Direction:
Faithfully return all lines, omitting every embedded picture.

Source records:

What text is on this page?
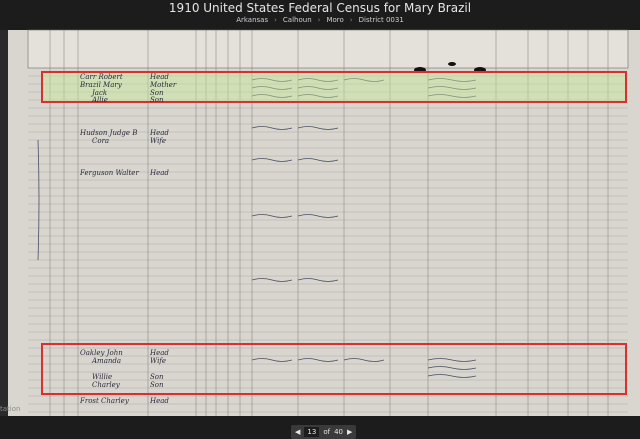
1910 United States Federal Census for Mary Brazil
Arkansas › Calhoun › Moro › District 0031
Carr Robert	Head
Brazil Mary	Mother
Jack	Son
Allie	Son
Hudson Judge B Head
Cora	Wife
Ferguson Walter Head
Oakley John	Head
Amanda	Wife
Willie	Son
Charley	Son
Frost Charley	Head
◀	13	of 40 ▶
tation
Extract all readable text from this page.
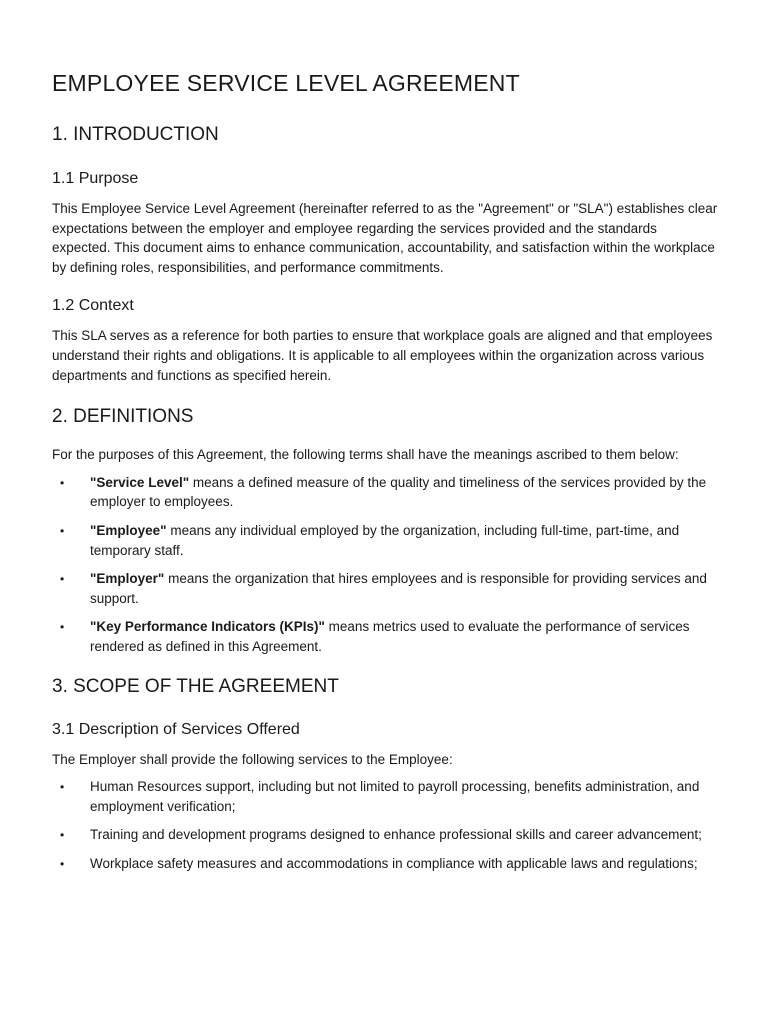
EMPLOYEE SERVICE LEVEL AGREEMENT
1. INTRODUCTION
1.1 Purpose

This Employee Service Level Agreement (hereinafter referred to as the "Agreement" or "SLA") establishes clear expectations between the employer and employee regarding the services provided and the standards expected. This document aims to enhance communication, accountability, and satisfaction within the workplace by defining roles, responsibilities, and performance commitments.

1.2 Context

This SLA serves as a reference for both parties to ensure that workplace goals are aligned and that employees understand their rights and obligations. It is applicable to all employees within the organization across various departments and functions as specified herein.

2. DEFINITIONS

For the purposes of this Agreement, the following terms shall have the meanings ascribed to them below:

• "Service Level" means a defined measure of the quality and timeliness of the services provided by the employer to employees.
• "Employee" means any individual employed by the organization, including full-time, part-time, and temporary staff.
• "Employer" means the organization that hires employees and is responsible for providing services and support.
• "Key Performance Indicators (KPIs)" means metrics used to evaluate the performance of services rendered as defined in this Agreement.
3. SCOPE OF THE AGREEMENT
3.1 Description of Services Offered

The Employer shall provide the following services to the Employee:

• Human Resources support, including but not limited to payroll processing, benefits administration, and employment verification;
• Training and development programs designed to enhance professional skills and career advancement;
• Workplace safety measures and accommodations in compliance with applicable laws and regulations;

Answer to this task:
What text is on this page?
1910 United States Federal Census for Mary Brazil
Arkansas › Calhoun › Moro › District 0031
Carr Robert	Head
Brazil Mary	Mother
Jack	Son
Allie	Son
Hudson Judge B Head
Cora	Wife
Ferguson Walter Head
Oakley John	Head
Amanda	Wife
Willie	Son
Charley	Son
Frost Charley	Head
◀	13	of 40 ▶
tation
Extract all readable text from this page.
EMPLOYEE SERVICE LEVEL AGREEMENT
1. INTRODUCTION
1.1 Purpose

This Employee Service Level Agreement (hereinafter referred to as the "Agreement" or "SLA") establishes clear expectations between the employer and employee regarding the services provided and the standards expected. This document aims to enhance communication, accountability, and satisfaction within the workplace by defining roles, responsibilities, and performance commitments.

1.2 Context

This SLA serves as a reference for both parties to ensure that workplace goals are aligned and that employees understand their rights and obligations. It is applicable to all employees within the organization across various departments and functions as specified herein.

2. DEFINITIONS

For the purposes of this Agreement, the following terms shall have the meanings ascribed to them below:

• "Service Level" means a defined measure of the quality and timeliness of the services provided by the employer to employees.
• "Employee" means any individual employed by the organization, including full-time, part-time, and temporary staff.
• "Employer" means the organization that hires employees and is responsible for providing services and support.
• "Key Performance Indicators (KPIs)" means metrics used to evaluate the performance of services rendered as defined in this Agreement.
3. SCOPE OF THE AGREEMENT
3.1 Description of Services Offered

The Employer shall provide the following services to the Employee:

• Human Resources support, including but not limited to payroll processing, benefits administration, and employment verification;
• Training and development programs designed to enhance professional skills and career advancement;
• Workplace safety measures and accommodations in compliance with applicable laws and regulations;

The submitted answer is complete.